Directions for this task: Word for word, retype every entry in the listing.

Given entries:

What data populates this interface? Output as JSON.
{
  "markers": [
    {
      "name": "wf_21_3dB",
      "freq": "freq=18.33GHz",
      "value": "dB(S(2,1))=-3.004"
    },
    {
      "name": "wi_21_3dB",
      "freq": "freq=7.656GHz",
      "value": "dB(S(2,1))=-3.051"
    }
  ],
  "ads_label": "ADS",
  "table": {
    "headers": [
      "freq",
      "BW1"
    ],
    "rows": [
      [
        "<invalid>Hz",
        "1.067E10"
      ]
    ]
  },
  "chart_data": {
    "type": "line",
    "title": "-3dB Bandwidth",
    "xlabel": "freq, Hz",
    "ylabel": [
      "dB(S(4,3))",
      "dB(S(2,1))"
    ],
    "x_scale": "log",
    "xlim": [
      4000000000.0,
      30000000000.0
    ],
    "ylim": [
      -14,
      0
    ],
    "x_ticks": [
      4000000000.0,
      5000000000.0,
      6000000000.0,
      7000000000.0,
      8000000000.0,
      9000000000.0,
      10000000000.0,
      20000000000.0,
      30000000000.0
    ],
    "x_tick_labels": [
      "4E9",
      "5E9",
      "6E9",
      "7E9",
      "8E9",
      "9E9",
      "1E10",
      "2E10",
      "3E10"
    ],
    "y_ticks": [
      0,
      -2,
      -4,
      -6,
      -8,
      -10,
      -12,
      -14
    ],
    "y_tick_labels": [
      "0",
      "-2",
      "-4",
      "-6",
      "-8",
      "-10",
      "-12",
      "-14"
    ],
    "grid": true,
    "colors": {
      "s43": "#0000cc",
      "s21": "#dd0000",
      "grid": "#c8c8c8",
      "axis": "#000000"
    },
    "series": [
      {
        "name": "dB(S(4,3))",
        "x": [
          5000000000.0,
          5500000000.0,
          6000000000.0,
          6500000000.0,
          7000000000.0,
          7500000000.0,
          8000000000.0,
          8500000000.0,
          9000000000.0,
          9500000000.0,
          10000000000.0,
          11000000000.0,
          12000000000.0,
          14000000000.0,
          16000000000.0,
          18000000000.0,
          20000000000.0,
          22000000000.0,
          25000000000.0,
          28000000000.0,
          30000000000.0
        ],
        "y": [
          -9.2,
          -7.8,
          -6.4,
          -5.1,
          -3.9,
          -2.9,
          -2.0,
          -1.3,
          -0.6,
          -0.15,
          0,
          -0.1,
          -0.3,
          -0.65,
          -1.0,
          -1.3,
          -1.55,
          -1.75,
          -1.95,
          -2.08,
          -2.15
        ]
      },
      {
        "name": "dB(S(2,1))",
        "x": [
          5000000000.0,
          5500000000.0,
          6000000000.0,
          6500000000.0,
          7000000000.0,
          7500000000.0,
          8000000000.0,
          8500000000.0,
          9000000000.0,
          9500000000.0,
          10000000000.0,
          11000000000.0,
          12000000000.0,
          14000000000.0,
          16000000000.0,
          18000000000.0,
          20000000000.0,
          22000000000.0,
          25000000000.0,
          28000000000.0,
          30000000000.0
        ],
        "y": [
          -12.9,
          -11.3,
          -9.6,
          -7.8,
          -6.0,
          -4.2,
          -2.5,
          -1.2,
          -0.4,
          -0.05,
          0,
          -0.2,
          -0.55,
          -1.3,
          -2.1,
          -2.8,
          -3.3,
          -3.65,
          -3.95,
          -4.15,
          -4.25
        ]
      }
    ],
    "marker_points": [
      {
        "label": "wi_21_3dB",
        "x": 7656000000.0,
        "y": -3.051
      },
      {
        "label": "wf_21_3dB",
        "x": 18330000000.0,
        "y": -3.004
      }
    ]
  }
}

Result for this exercise:
What data populates this interface? Output as JSON.
{
  "markers": [
    {
      "name": "wf_21_3dB",
      "freq": "freq=18.33GHz",
      "value": "dB(S(2,1))=-3.004"
    },
    {
      "name": "wi_21_3dB",
      "freq": "freq=7.656GHz",
      "value": "dB(S(2,1))=-3.051"
    }
  ],
  "ads_label": "ADS",
  "table": {
    "headers": [
      "freq",
      "BW1"
    ],
    "rows": [
      [
        "<invalid>Hz",
        "1.067E10"
      ]
    ]
  },
  "chart_data": {
    "type": "line",
    "title": "-3dB Bandwidth",
    "xlabel": "freq, Hz",
    "ylabel": [
      "dB(S(4,3))",
      "dB(S(2,1))"
    ],
    "x_scale": "log",
    "xlim": [
      4000000000.0,
      30000000000.0
    ],
    "ylim": [
      -14,
      0
    ],
    "x_ticks": [
      4000000000.0,
      5000000000.0,
      6000000000.0,
      7000000000.0,
      8000000000.0,
      9000000000.0,
      10000000000.0,
      20000000000.0,
      30000000000.0
    ],
    "x_tick_labels": [
      "4E9",
      "5E9",
      "6E9",
      "7E9",
      "8E9",
      "9E9",
      "1E10",
      "2E10",
      "3E10"
    ],
    "y_ticks": [
      0,
      -2,
      -4,
      -6,
      -8,
      -10,
      -12,
      -14
    ],
    "y_tick_labels": [
      "0",
      "-2",
      "-4",
      "-6",
      "-8",
      "-10",
      "-12",
      "-14"
    ],
    "grid": true,
    "colors": {
      "s43": "#0000cc",
      "s21": "#dd0000",
      "grid": "#c8c8c8",
      "axis": "#000000"
    },
    "series": [
      {
        "name": "dB(S(4,3))",
        "x": [
          5000000000.0,
          5500000000.0,
          6000000000.0,
          6500000000.0,
          7000000000.0,
          7500000000.0,
          8000000000.0,
          8500000000.0,
          9000000000.0,
          9500000000.0,
          10000000000.0,
          11000000000.0,
          12000000000.0,
          14000000000.0,
          16000000000.0,
          18000000000.0,
          20000000000.0,
          22000000000.0,
          25000000000.0,
          28000000000.0,
          30000000000.0
        ],
        "y": [
          -9.2,
          -7.8,
          -6.4,
          -5.1,
          -3.9,
          -2.9,
          -2.0,
          -1.3,
          -0.6,
          -0.15,
          0,
          -0.1,
          -0.3,
          -0.65,
          -1.0,
          -1.3,
          -1.55,
          -1.75,
          -1.95,
          -2.08,
          -2.15
        ]
      },
      {
        "name": "dB(S(2,1))",
        "x": [
          5000000000.0,
          5500000000.0,
          6000000000.0,
          6500000000.0,
          7000000000.0,
          7500000000.0,
          8000000000.0,
          8500000000.0,
          9000000000.0,
          9500000000.0,
          10000000000.0,
          11000000000.0,
          12000000000.0,
          14000000000.0,
          16000000000.0,
          18000000000.0,
          20000000000.0,
          22000000000.0,
          25000000000.0,
          28000000000.0,
          30000000000.0
        ],
        "y": [
          -12.9,
          -11.3,
          -9.6,
          -7.8,
          -6.0,
          -4.2,
          -2.5,
          -1.2,
          -0.4,
          -0.05,
          0,
          -0.2,
          -0.55,
          -1.3,
          -2.1,
          -2.8,
          -3.3,
          -3.65,
          -3.95,
          -4.15,
          -4.25
        ]
      }
    ],
    "marker_points": [
      {
        "label": "wi_21_3dB",
        "x": 7656000000.0,
        "y": -3.051
      },
      {
        "label": "wf_21_3dB",
        "x": 18330000000.0,
        "y": -3.004
      }
    ]
  }
}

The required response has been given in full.